■ TO DO:
Search the data below for the string "JSON". Extract every line that contains it.

■ TASK INPUTS:
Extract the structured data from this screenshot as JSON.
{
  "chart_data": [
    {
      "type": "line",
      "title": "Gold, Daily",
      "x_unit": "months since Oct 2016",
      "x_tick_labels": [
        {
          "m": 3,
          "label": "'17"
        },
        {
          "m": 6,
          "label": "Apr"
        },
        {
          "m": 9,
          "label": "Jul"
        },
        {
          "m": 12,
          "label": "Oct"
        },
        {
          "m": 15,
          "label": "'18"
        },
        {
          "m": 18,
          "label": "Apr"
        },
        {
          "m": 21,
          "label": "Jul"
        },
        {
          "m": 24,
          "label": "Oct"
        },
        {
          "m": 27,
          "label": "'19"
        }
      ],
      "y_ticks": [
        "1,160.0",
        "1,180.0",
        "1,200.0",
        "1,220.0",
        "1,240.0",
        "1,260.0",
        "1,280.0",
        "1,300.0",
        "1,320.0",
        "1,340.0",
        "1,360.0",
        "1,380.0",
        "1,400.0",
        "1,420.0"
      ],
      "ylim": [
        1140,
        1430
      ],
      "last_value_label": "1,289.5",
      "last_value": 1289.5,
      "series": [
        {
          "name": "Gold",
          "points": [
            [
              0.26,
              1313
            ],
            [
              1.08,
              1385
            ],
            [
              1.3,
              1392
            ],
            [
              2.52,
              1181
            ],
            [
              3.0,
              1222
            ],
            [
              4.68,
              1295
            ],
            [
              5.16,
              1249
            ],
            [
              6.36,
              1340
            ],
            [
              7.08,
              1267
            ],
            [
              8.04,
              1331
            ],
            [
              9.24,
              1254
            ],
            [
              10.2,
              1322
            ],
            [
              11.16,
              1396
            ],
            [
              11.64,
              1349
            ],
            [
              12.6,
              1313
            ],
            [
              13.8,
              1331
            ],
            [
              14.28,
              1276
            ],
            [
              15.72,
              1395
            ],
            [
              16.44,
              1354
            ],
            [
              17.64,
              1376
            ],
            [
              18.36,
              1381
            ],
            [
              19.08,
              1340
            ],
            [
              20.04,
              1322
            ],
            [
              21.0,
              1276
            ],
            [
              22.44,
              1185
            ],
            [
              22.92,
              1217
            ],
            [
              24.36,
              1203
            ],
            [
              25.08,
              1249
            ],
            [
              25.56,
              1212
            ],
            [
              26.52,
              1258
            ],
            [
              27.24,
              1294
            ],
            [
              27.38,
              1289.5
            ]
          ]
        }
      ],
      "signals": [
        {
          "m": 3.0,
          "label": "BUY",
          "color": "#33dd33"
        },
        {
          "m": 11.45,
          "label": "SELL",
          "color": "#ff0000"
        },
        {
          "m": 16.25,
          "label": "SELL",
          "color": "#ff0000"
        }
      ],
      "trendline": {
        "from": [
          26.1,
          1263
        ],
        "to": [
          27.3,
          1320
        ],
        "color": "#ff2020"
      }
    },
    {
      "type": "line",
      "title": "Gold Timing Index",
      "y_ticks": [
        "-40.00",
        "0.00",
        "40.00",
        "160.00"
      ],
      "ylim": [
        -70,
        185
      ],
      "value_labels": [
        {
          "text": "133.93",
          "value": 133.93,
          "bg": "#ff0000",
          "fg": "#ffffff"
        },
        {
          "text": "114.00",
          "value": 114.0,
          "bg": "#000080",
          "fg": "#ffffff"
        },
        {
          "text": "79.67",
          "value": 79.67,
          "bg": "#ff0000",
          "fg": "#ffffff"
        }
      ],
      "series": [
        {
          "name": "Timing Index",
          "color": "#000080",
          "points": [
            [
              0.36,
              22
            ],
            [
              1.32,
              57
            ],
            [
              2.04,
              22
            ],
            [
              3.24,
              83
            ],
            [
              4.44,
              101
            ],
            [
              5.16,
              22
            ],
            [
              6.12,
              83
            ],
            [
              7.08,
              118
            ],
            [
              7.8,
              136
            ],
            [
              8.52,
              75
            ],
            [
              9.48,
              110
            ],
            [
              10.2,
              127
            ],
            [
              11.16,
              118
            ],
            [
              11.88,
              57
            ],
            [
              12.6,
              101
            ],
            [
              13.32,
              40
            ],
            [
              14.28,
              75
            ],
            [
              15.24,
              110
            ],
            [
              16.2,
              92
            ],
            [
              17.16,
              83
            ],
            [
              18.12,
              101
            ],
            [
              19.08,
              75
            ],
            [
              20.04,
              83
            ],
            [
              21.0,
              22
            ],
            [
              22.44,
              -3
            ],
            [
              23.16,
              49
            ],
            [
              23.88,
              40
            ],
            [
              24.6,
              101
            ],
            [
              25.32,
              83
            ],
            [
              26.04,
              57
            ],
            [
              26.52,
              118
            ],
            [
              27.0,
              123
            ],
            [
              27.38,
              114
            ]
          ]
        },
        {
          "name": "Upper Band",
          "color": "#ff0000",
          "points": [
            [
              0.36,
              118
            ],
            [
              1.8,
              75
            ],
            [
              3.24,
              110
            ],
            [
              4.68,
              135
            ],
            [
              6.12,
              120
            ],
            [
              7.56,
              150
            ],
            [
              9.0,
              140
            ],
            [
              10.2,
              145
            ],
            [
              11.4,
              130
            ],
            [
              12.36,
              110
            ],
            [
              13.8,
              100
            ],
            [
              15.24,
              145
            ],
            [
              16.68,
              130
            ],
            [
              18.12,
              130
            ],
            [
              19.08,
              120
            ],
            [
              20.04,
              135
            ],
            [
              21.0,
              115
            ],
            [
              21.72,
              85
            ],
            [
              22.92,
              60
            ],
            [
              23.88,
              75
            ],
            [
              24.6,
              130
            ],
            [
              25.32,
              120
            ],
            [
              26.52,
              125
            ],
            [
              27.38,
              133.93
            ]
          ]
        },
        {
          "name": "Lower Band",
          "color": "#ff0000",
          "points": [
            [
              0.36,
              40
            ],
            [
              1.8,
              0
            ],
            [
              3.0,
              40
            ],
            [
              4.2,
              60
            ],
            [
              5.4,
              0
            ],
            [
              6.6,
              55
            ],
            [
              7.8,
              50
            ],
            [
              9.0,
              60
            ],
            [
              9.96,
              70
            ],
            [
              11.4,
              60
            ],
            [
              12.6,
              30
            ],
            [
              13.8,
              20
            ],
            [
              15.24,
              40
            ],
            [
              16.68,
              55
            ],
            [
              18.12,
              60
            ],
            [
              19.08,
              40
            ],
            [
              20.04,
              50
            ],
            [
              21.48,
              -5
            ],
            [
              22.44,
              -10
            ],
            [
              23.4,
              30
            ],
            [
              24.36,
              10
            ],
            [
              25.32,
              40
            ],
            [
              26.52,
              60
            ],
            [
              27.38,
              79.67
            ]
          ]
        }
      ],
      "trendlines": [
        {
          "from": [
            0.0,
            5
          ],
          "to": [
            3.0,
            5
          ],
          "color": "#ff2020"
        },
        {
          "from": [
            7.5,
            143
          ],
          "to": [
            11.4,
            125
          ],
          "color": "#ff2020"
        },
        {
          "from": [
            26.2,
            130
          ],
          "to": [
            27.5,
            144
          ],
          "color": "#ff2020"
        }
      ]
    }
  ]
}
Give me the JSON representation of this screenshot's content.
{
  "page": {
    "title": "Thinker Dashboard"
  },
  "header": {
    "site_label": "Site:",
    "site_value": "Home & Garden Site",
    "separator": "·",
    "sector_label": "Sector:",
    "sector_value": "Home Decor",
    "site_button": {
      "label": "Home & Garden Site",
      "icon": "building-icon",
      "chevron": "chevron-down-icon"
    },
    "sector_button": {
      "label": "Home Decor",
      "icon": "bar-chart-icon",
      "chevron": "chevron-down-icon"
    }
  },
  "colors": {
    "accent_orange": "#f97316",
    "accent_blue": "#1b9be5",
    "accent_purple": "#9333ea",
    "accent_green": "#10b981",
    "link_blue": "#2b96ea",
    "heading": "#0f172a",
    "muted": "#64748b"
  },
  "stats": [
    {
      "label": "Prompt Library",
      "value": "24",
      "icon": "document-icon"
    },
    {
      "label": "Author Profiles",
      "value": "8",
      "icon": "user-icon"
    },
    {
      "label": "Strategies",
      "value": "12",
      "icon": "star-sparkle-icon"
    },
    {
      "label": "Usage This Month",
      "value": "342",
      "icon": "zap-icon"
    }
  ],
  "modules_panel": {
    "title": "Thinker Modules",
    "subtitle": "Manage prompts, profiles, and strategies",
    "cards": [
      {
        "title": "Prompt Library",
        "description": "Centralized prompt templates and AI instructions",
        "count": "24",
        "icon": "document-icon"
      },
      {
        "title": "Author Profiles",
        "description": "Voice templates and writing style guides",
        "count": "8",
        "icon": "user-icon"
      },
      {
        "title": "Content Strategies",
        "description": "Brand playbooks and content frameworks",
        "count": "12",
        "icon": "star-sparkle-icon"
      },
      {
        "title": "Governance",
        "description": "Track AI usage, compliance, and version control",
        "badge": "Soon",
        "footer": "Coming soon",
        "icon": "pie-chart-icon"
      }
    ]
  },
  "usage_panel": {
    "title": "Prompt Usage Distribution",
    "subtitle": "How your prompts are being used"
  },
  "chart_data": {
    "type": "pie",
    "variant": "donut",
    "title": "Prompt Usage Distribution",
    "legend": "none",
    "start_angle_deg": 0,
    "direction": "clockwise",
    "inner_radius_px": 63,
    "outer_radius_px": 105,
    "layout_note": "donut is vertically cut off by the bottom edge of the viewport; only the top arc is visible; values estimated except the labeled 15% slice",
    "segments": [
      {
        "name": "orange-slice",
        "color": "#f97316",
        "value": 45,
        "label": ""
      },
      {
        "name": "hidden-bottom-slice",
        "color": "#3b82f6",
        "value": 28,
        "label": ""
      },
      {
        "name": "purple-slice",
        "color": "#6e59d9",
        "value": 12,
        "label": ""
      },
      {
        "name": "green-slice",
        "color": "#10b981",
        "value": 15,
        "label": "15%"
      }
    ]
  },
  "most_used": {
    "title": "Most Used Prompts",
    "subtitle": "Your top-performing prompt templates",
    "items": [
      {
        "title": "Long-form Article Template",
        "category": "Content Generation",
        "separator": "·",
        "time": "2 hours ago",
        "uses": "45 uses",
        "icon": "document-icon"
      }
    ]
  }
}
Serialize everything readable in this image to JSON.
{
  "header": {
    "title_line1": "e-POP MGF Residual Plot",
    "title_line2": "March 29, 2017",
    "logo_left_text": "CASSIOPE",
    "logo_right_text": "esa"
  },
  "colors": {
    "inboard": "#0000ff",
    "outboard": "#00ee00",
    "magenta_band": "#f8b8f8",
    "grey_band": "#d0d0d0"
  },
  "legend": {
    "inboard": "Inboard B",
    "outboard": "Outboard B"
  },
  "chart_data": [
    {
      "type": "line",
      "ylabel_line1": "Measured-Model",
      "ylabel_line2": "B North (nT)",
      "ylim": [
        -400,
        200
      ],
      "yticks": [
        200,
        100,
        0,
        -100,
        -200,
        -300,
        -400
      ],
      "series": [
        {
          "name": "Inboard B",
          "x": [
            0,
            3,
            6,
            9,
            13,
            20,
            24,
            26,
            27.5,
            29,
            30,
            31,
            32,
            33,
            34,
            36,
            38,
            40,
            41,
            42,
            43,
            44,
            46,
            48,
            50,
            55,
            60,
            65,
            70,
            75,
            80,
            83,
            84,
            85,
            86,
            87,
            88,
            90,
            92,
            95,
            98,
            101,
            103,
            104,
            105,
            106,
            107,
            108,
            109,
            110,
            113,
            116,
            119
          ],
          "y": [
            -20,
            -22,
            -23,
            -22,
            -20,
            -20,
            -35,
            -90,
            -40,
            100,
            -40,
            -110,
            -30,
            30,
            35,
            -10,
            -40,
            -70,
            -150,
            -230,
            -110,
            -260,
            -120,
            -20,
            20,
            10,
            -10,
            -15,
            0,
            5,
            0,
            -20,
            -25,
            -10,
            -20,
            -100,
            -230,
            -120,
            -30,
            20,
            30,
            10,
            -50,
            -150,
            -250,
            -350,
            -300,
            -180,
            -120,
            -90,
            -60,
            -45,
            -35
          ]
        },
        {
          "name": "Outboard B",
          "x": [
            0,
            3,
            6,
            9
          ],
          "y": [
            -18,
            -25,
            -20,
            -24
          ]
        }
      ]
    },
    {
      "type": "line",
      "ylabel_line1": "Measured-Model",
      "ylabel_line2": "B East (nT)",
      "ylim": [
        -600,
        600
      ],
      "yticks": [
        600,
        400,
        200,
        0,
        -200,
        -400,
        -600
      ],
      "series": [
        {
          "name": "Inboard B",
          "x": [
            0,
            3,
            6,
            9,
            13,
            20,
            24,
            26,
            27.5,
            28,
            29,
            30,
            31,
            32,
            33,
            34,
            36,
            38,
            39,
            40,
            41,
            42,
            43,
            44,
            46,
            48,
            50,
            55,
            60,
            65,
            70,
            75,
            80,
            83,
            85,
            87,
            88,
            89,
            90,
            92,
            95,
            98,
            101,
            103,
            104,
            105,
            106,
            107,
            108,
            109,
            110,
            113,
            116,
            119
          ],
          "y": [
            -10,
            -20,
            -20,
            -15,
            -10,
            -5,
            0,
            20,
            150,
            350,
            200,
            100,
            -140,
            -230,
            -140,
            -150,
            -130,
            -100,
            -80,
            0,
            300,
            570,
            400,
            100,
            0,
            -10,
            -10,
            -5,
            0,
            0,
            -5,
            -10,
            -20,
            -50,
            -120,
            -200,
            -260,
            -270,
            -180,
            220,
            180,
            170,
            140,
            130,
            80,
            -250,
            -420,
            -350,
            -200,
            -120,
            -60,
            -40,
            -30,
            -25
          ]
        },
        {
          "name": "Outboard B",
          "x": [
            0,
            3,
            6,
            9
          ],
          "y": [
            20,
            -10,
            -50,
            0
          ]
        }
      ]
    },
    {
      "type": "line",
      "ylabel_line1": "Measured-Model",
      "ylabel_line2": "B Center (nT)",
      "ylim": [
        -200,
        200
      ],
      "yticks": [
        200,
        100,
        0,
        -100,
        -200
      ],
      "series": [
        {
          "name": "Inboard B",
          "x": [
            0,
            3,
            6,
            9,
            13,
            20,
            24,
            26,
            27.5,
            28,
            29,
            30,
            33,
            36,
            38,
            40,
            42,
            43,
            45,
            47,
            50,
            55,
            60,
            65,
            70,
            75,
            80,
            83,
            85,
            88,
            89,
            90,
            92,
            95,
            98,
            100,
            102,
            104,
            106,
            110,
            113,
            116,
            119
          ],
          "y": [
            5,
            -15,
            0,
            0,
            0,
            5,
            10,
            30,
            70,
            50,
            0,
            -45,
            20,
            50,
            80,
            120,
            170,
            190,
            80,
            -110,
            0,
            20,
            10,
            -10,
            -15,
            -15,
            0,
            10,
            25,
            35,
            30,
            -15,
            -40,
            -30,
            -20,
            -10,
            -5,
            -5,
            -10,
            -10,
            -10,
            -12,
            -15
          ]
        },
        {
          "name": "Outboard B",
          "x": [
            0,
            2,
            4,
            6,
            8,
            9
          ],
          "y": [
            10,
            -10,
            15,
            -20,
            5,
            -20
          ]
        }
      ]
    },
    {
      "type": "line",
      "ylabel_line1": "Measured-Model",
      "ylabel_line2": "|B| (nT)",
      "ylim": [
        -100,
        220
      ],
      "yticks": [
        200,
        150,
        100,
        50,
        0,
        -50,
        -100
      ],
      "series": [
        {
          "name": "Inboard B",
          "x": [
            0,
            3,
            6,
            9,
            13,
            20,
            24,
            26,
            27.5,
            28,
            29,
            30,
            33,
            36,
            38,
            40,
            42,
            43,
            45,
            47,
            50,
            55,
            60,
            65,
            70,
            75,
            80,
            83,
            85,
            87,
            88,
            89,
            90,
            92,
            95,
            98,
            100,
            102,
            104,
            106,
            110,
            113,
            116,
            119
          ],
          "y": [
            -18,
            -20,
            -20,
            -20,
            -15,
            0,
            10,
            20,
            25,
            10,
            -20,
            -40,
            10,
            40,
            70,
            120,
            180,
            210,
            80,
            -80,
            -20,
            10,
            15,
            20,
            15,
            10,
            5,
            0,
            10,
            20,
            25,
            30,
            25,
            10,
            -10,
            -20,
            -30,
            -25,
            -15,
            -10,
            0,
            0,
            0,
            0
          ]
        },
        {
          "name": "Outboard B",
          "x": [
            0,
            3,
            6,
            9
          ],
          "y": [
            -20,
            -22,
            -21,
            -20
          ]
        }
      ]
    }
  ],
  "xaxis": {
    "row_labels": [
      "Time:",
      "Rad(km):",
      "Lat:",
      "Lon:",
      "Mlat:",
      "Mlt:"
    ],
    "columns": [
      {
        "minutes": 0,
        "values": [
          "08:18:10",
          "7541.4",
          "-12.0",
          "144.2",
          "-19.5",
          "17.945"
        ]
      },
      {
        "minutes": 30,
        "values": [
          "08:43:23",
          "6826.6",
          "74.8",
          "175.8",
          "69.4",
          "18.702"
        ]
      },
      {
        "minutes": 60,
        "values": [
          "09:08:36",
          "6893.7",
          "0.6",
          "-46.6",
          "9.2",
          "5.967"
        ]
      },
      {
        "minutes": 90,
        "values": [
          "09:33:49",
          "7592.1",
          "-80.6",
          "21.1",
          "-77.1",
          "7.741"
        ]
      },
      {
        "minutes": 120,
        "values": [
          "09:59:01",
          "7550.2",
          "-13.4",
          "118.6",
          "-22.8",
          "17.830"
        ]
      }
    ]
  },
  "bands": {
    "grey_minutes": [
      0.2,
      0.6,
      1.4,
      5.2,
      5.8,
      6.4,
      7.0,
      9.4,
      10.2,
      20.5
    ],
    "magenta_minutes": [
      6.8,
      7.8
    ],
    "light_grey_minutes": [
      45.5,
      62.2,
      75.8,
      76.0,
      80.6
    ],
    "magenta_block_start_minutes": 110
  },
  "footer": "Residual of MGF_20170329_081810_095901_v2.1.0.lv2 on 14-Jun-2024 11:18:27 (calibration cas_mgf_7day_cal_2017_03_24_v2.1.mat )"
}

■ EXERCISE ANSWER:
Extract the structured data from this screenshot as JSON.
Give me the JSON representation of this screenshot's content.
Serialize everything readable in this image to JSON.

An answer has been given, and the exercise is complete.